◆ What to do ◆
Retype the records below word for word and omit any image.

#### Records for this task ####

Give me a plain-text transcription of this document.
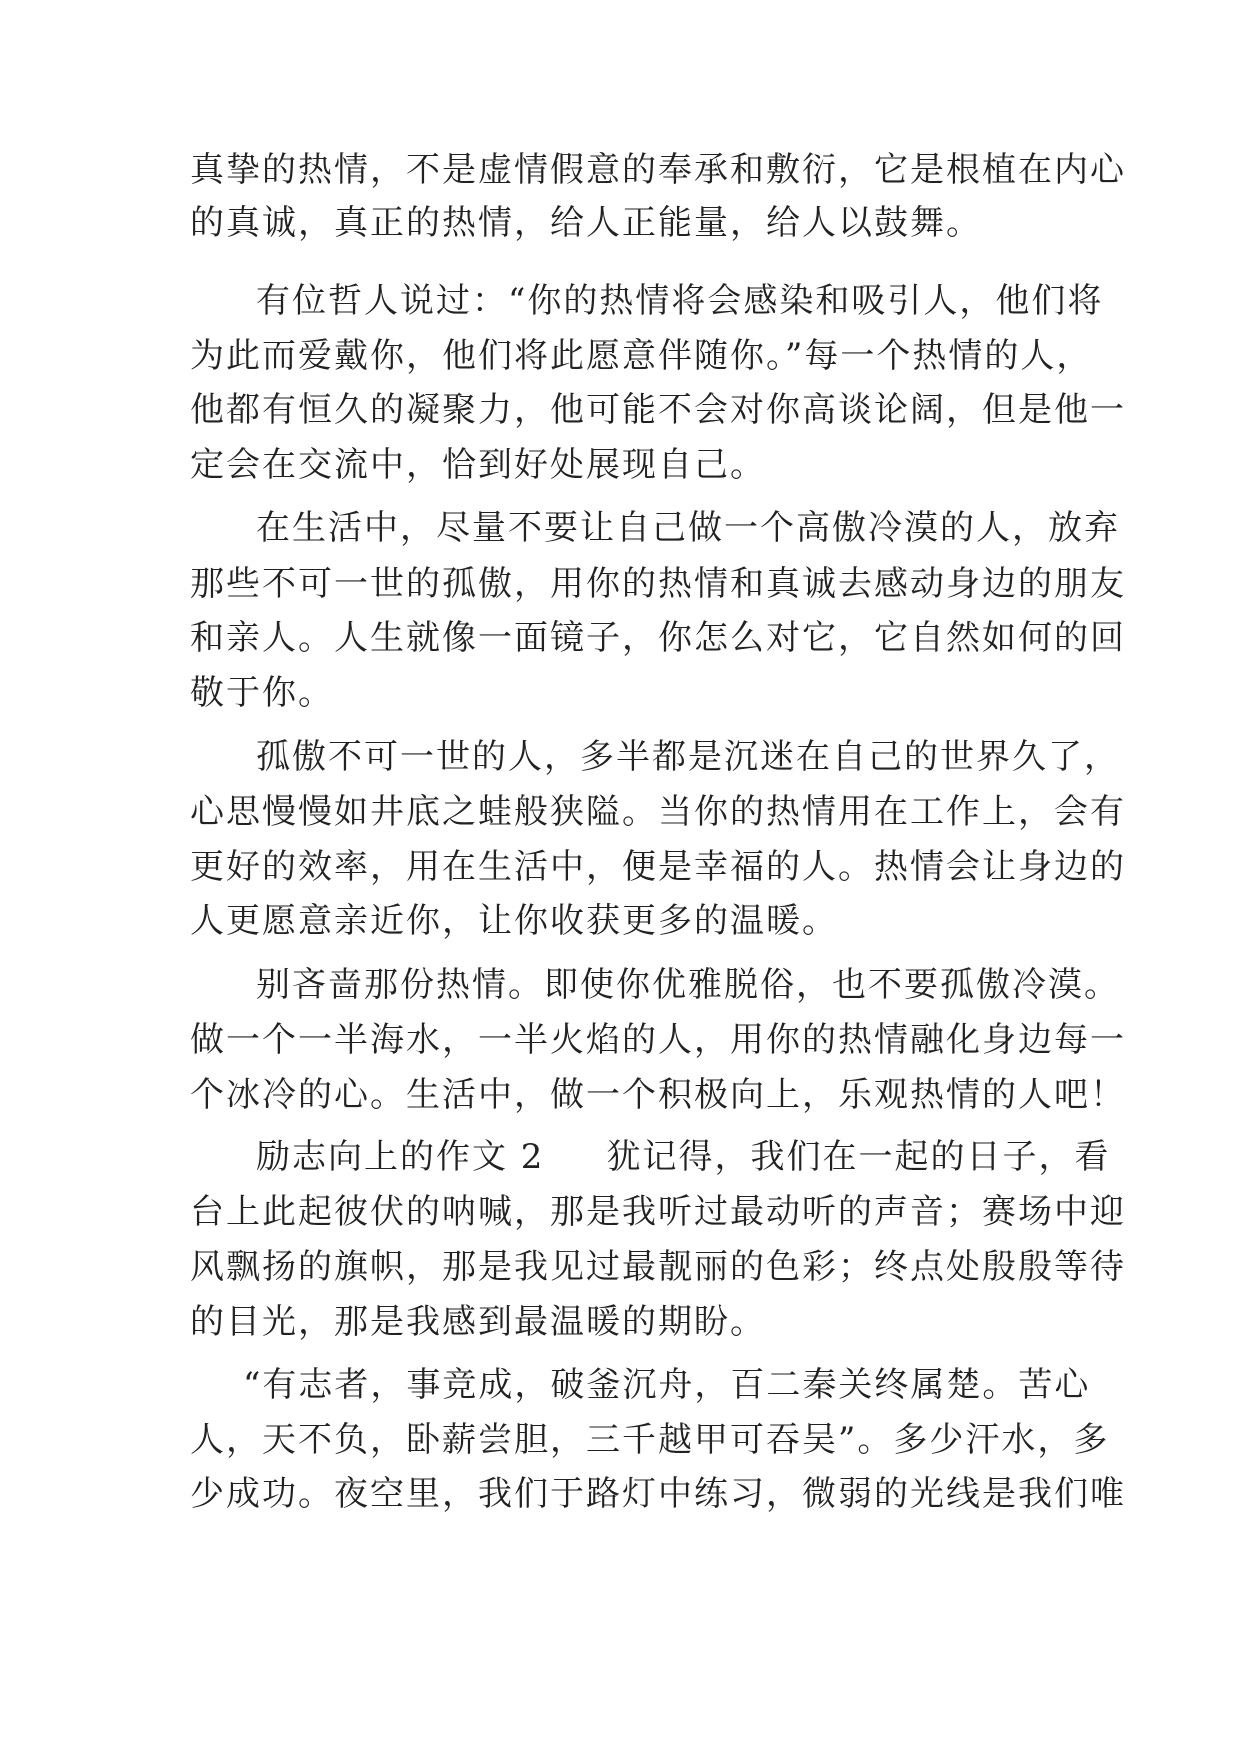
真挚的热情，不是虚情假意的奉承和敷衍，它是根植在内心
的真诚，真正的热情，给人正能量，给人以鼓舞。
有位哲人说过：“你的热情将会感染和吸引人，他们将
为此而爱戴你，他们将此愿意伴随你。”每一个热情的人，
他都有恒久的凝聚力，他可能不会对你高谈论阔，但是他一
定会在交流中，恰到好处展现自己。
在生活中，尽量不要让自己做一个高傲冷漠的人，放弃
那些不可一世的孤傲，用你的热情和真诚去感动身边的朋友
和亲人。人生就像一面镜子，你怎么对它，它自然如何的回
敬于你。
孤傲不可一世的人，多半都是沉迷在自己的世界久了，
心思慢慢如井底之蛙般狭隘。当你的热情用在工作上，会有
更好的效率，用在生活中，便是幸福的人。热情会让身边的
人更愿意亲近你，让你收获更多的温暖。
别吝啬那份热情。即使你优雅脱俗，也不要孤傲冷漠。
做一个一半海水，一半火焰的人，用你的热情融化身边每一
个冰冷的心。生活中，做一个积极向上，乐观热情的人吧！
励志向上的作文 2 犹记得，我们在一起的日子，看
台上此起彼伏的呐喊，那是我听过最动听的声音；赛场中迎
风飘扬的旗帜，那是我见过最靓丽的色彩；终点处殷殷等待
的目光，那是我感到最温暖的期盼。
“有志者，事竞成，破釜沉舟，百二秦关终属楚。苦心
人，天不负，卧薪尝胆，三千越甲可吞吴”。多少汗水，多
少成功。夜空里，我们于路灯中练习，微弱的光线是我们唯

####

◆ Solved exercise ◆
Give me a plain-text transcription of this document.
真挚的热情，不是虚情假意的奉承和敷衍，它是根植在内心
的真诚，真正的热情，给人正能量，给人以鼓舞。
有位哲人说过：“你的热情将会感染和吸引人，他们将
为此而爱戴你，他们将此愿意伴随你。”每一个热情的人，
他都有恒久的凝聚力，他可能不会对你高谈论阔，但是他一
定会在交流中，恰到好处展现自己。
在生活中，尽量不要让自己做一个高傲冷漠的人，放弃
那些不可一世的孤傲，用你的热情和真诚去感动身边的朋友
和亲人。人生就像一面镜子，你怎么对它，它自然如何的回
敬于你。
孤傲不可一世的人，多半都是沉迷在自己的世界久了，
心思慢慢如井底之蛙般狭隘。当你的热情用在工作上，会有
更好的效率，用在生活中，便是幸福的人。热情会让身边的
人更愿意亲近你，让你收获更多的温暖。
别吝啬那份热情。即使你优雅脱俗，也不要孤傲冷漠。
做一个一半海水，一半火焰的人，用你的热情融化身边每一
个冰冷的心。生活中，做一个积极向上，乐观热情的人吧！
励志向上的作文 2 犹记得，我们在一起的日子，看
台上此起彼伏的呐喊，那是我听过最动听的声音；赛场中迎
风飘扬的旗帜，那是我见过最靓丽的色彩；终点处殷殷等待
的目光，那是我感到最温暖的期盼。
“有志者，事竞成，破釜沉舟，百二秦关终属楚。苦心
人，天不负，卧薪尝胆，三千越甲可吞吴”。多少汗水，多
少成功。夜空里，我们于路灯中练习，微弱的光线是我们唯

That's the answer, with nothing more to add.